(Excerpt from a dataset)
▼

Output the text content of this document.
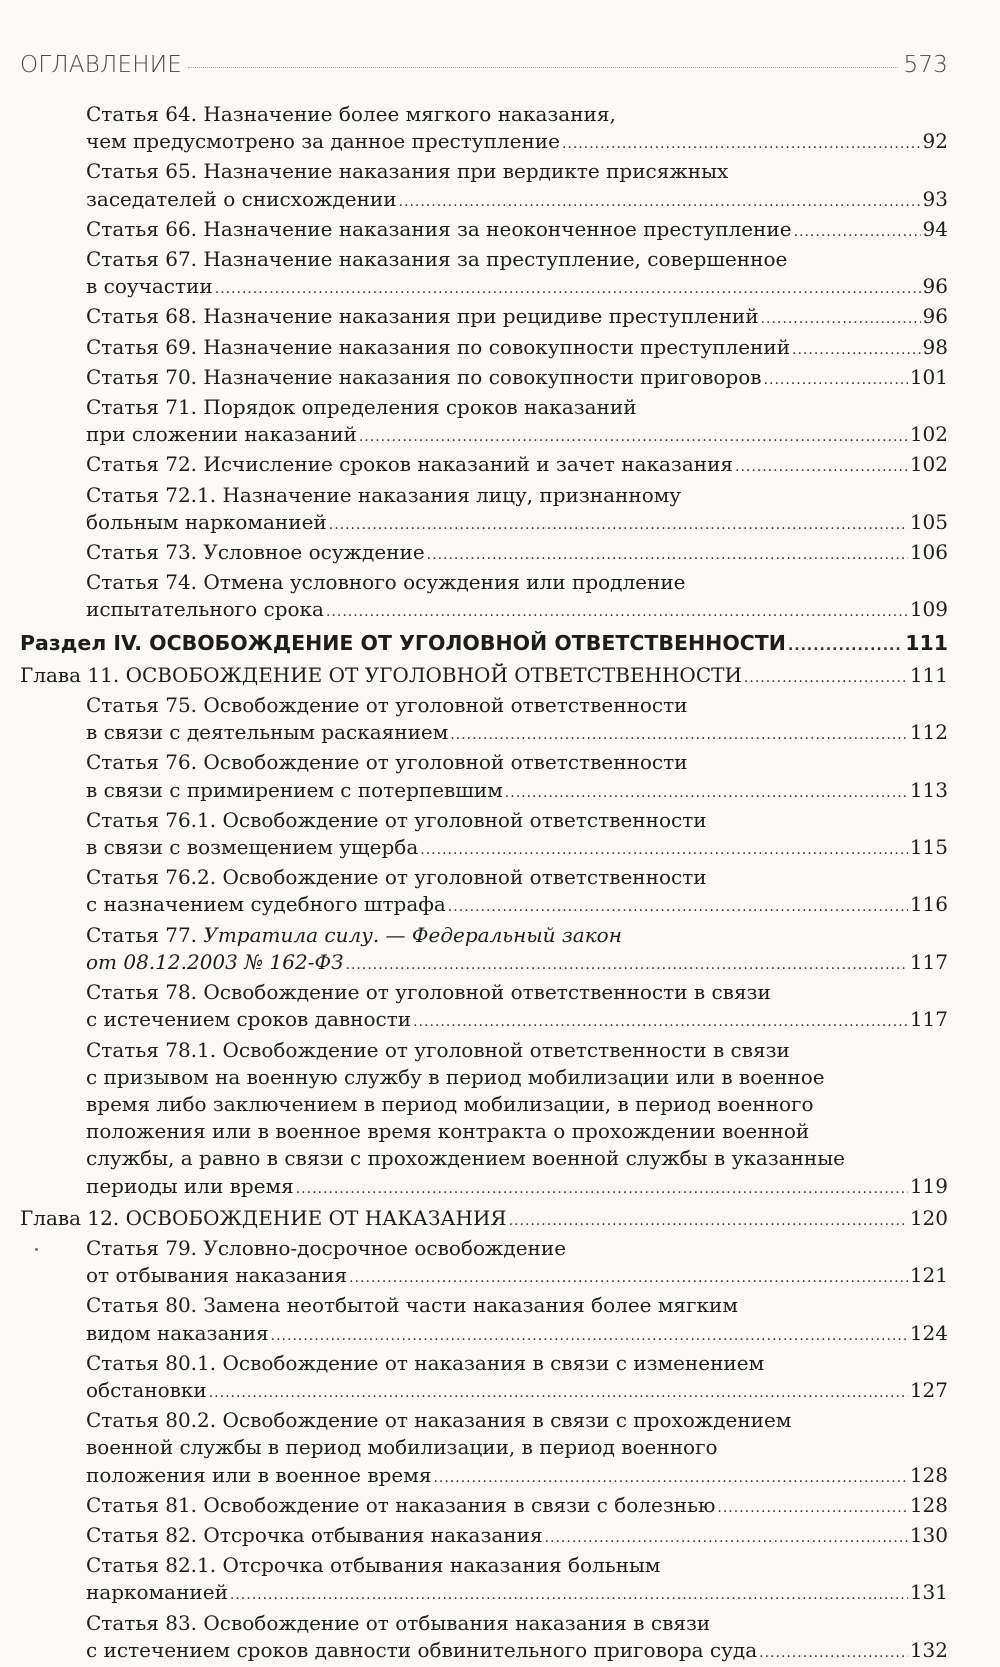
ОГЛАВЛЕНИЕ	573
Статья 64. Назначение более мягкого наказания,
чем предусмотрено за данное преступление .....	92
Статья 65. Назначение наказания при вердикте присяжных
заседателей о снисхождении .....	93
Статья 66. Назначение наказания за неоконченное преступление .....	94
Статья 67. Назначение наказания за преступление, совершенное
в соучастии .....	96
Статья 68. Назначение наказания при рецидиве преступлений .....	96
Статья 69. Назначение наказания по совокупности преступлений .....	98
Статья 70. Назначение наказания по совокупности приговоров .....	101
Статья 71. Порядок определения сроков наказаний
при сложении наказаний .....	102
Статья 72. Исчисление сроков наказаний и зачет наказания .....	102
Статья 72.1. Назначение наказания лицу, признанному
больным наркоманией .....	105
Статья 73. Условное осуждение .....	106
Статья 74. Отмена условного осуждения или продление
испытательного срока .....	109
Раздел IV. ОСВОБОЖДЕНИЕ ОТ УГОЛОВНОЙ ОТВЕТСТВЕННОСТИ .....	111
Глава 11. ОСВОБОЖДЕНИЕ ОТ УГОЛОВНОЙ ОТВЕТСТВЕННОСТИ .....	111
Статья 75. Освобождение от уголовной ответственности
в связи с деятельным раскаянием .....	112
Статья 76. Освобождение от уголовной ответственности
в связи с примирением с потерпевшим .....	113
Статья 76.1. Освобождение от уголовной ответственности
в связи с возмещением ущерба .....	115
Статья 76.2. Освобождение от уголовной ответственности
с назначением судебного штрафа .....	116
Статья 77. Утратила силу. — Федеральный закон
от 08.12.2003 № 162-ФЗ .....	117
Статья 78. Освобождение от уголовной ответственности в связи
с истечением сроков давности .....	117
Статья 78.1. Освобождение от уголовной ответственности в связи
с призывом на военную службу в период мобилизации или в военное
время либо заключением в период мобилизации, в период военного
положения или в военное время контракта о прохождении военной
службы, а равно в связи с прохождением военной службы в указанные
периоды или время .....	119
Глава 12. ОСВОБОЖДЕНИЕ ОТ НАКАЗАНИЯ .....	120
Статья 79. Условно-досрочное освобождение
от отбывания наказания .....	121
Статья 80. Замена неотбытой части наказания более мягким
видом наказания .....	124
Статья 80.1. Освобождение от наказания в связи с изменением
обстановки .....	127
Статья 80.2. Освобождение от наказания в связи с прохождением
военной службы в период мобилизации, в период военного
положения или в военное время .....	128
Статья 81. Освобождение от наказания в связи с болезнью .....	128
Статья 82. Отсрочка отбывания наказания .....	130
Статья 82.1. Отсрочка отбывания наказания больным
наркоманией .....	131
Статья 83. Освобождение от отбывания наказания в связи
с истечением сроков давности обвинительного приговора суда .....	132
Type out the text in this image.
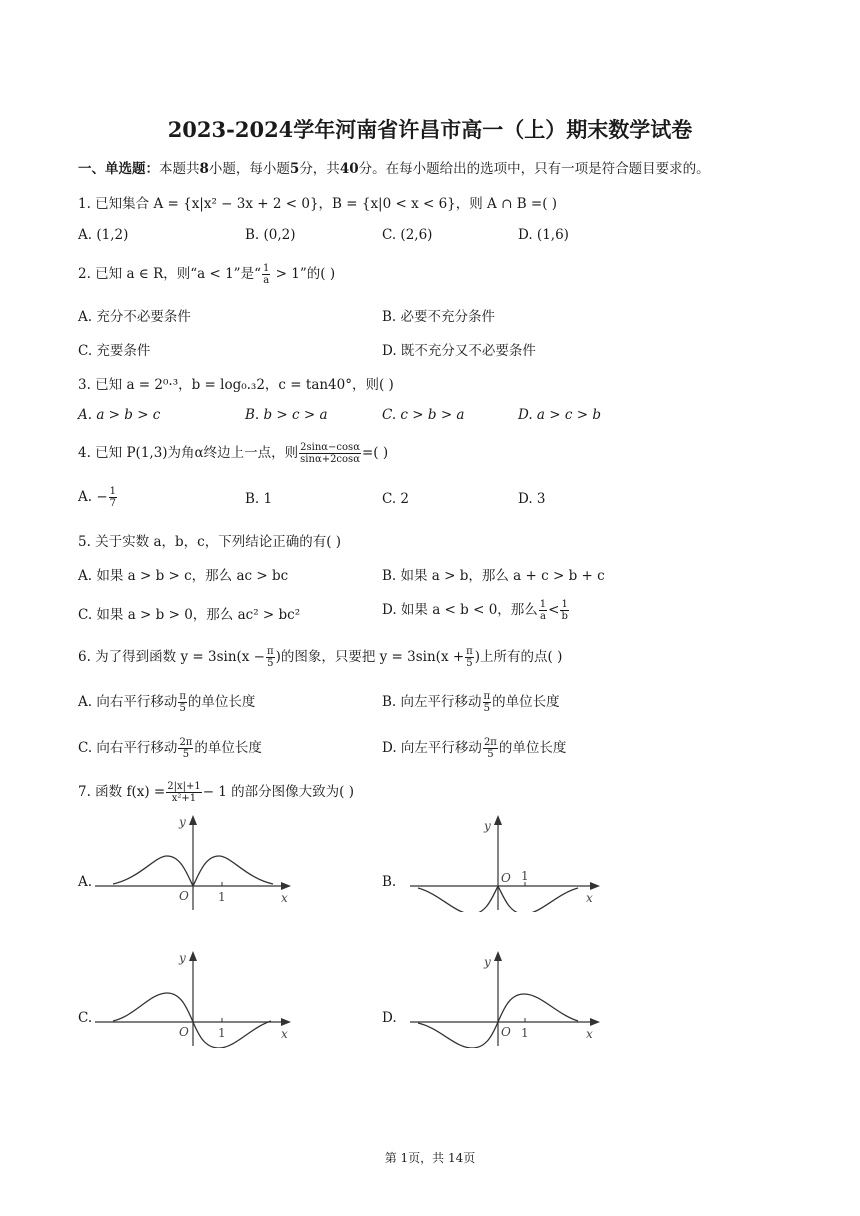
2023-2024学年河南省许昌市高一（上）期末数学试卷
一、单选题：本题共8小题，每小题5分，共40分。在每小题给出的选项中，只有一项是符合题目要求的。
1. 已知集合 A = {x|x² − 3x + 2 < 0}，B = {x|0 < x < 6}，则 A ∩ B =( )
A. (1,2)	B. (0,2)	C. (2,6)	D. (1,6)
2. 已知 a ∈ R，则“a < 1”是“ $\frac{1}{a} > 1$”的( )
A. 充分不必要条件	B. 必要不充分条件
C. 充要条件	D. 既不充分又不必要条件
3. 已知 a = 2⁰·³，b = log₀.₃2，c = tan40°，则( )
A. a > b > c	B. b > c > a	C. c > b > a	D. a > c > b
4. 已知 P(1,3)为角α终边上一点，则 $\frac{2\sin\alpha-\cos\alpha}{\sin\alpha+2\cos\alpha}$ =( )
A. − $\frac{1}{7}$	B. 1	C. 2	D. 3
5. 关于实数 a，b，c，下列结论正确的有( )
A. 如果 a > b > c，那么 ac > bc	B. 如果 a > b，那么 a + c > b + c
C. 如果 a > b > 0，那么 ac² > bc²	D. 如果 a < b < 0，那么 $\frac{1}{a} < \frac{1}{b}$
6. 为了得到函数 $y = 3\sin(x - \frac{\pi}{5}$ )的图象，只要把 $y = 3\sin(x + \frac{\pi}{5}$ )上所有的点( )
A. 向右平行移动 $\frac{\pi}{5}$ 的单位长度	B. 向左平行移动 $\frac{\pi}{5}$ 的单位长度
C. 向右平行移动 $\frac{2\pi}{5}$ 的单位长度	D. 向左平行移动 $\frac{2\pi}{5}$ 的单位长度
7. 函数 $f(x) = \frac{2|x|+1}{\text{x²+1}} - 1$ 的部分图像大致为( )
A.	B.
C.	D.
y
O 1	x
y
O 1
x
y
O 1	x
y
O 1	x
第 1页，共 14页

▲

#### Set exercise:
All the records above need to be given again word for word. Skip the pictures.

#### Right answer:
Output the text content of this document.
ОГЛАВЛЕНИЕ	573
Статья 64. Назначение более мягкого наказания,
чем предусмотрено за данное преступление .....	92
Статья 65. Назначение наказания при вердикте присяжных
заседателей о снисхождении .....	93
Статья 66. Назначение наказания за неоконченное преступление .....	94
Статья 67. Назначение наказания за преступление, совершенное
в соучастии .....	96
Статья 68. Назначение наказания при рецидиве преступлений .....	96
Статья 69. Назначение наказания по совокупности преступлений .....	98
Статья 70. Назначение наказания по совокупности приговоров .....	101
Статья 71. Порядок определения сроков наказаний
при сложении наказаний .....	102
Статья 72. Исчисление сроков наказаний и зачет наказания .....	102
Статья 72.1. Назначение наказания лицу, признанному
больным наркоманией .....	105
Статья 73. Условное осуждение .....	106
Статья 74. Отмена условного осуждения или продление
испытательного срока .....	109
Раздел IV. ОСВОБОЖДЕНИЕ ОТ УГОЛОВНОЙ ОТВЕТСТВЕННОСТИ .....	111
Глава 11. ОСВОБОЖДЕНИЕ ОТ УГОЛОВНОЙ ОТВЕТСТВЕННОСТИ .....	111
Статья 75. Освобождение от уголовной ответственности
в связи с деятельным раскаянием .....	112
Статья 76. Освобождение от уголовной ответственности
в связи с примирением с потерпевшим .....	113
Статья 76.1. Освобождение от уголовной ответственности
в связи с возмещением ущерба .....	115
Статья 76.2. Освобождение от уголовной ответственности
с назначением судебного штрафа .....	116
Статья 77. Утратила силу. — Федеральный закон
от 08.12.2003 № 162-ФЗ .....	117
Статья 78. Освобождение от уголовной ответственности в связи
с истечением сроков давности .....	117
Статья 78.1. Освобождение от уголовной ответственности в связи
с призывом на военную службу в период мобилизации или в военное
время либо заключением в период мобилизации, в период военного
положения или в военное время контракта о прохождении военной
службы, а равно в связи с прохождением военной службы в указанные
периоды или время .....	119
Глава 12. ОСВОБОЖДЕНИЕ ОТ НАКАЗАНИЯ .....	120
Статья 79. Условно-досрочное освобождение
от отбывания наказания .....	121
Статья 80. Замена неотбытой части наказания более мягким
видом наказания .....	124
Статья 80.1. Освобождение от наказания в связи с изменением
обстановки .....	127
Статья 80.2. Освобождение от наказания в связи с прохождением
военной службы в период мобилизации, в период военного
положения или в военное время .....	128
Статья 81. Освобождение от наказания в связи с болезнью .....	128
Статья 82. Отсрочка отбывания наказания .....	130
Статья 82.1. Отсрочка отбывания наказания больным
наркоманией .....	131
Статья 83. Освобождение от отбывания наказания в связи
с истечением сроков давности обвинительного приговора суда .....	132
Type out the text in this image.
2023-2024学年河南省许昌市高一（上）期末数学试卷
一、单选题：本题共8小题，每小题5分，共40分。在每小题给出的选项中，只有一项是符合题目要求的。
1. 已知集合 A = {x|x² − 3x + 2 < 0}，B = {x|0 < x < 6}，则 A ∩ B =( )
A. (1,2)	B. (0,2)	C. (2,6)	D. (1,6)
2. 已知 a ∈ R，则“a < 1”是“ $\frac{1}{a} > 1$”的( )
A. 充分不必要条件	B. 必要不充分条件
C. 充要条件	D. 既不充分又不必要条件
3. 已知 a = 2⁰·³，b = log₀.₃2，c = tan40°，则( )
A. a > b > c	B. b > c > a	C. c > b > a	D. a > c > b
4. 已知 P(1,3)为角α终边上一点，则 $\frac{2\sin\alpha-\cos\alpha}{\sin\alpha+2\cos\alpha}$ =( )
A. − $\frac{1}{7}$	B. 1	C. 2	D. 3
5. 关于实数 a，b，c，下列结论正确的有( )
A. 如果 a > b > c，那么 ac > bc	B. 如果 a > b，那么 a + c > b + c
C. 如果 a > b > 0，那么 ac² > bc²	D. 如果 a < b < 0，那么 $\frac{1}{a} < \frac{1}{b}$
6. 为了得到函数 $y = 3\sin(x - \frac{\pi}{5}$ )的图象，只要把 $y = 3\sin(x + \frac{\pi}{5}$ )上所有的点( )
A. 向右平行移动 $\frac{\pi}{5}$ 的单位长度	B. 向左平行移动 $\frac{\pi}{5}$ 的单位长度
C. 向右平行移动 $\frac{2\pi}{5}$ 的单位长度	D. 向左平行移动 $\frac{2\pi}{5}$ 的单位长度
7. 函数 $f(x) = \frac{2|x|+1}{\text{x²+1}} - 1$ 的部分图像大致为( )
A.	B.
C.	D.
y
O 1	x
y
O 1
x
y
O 1	x
y
O 1	x
第 1页，共 14页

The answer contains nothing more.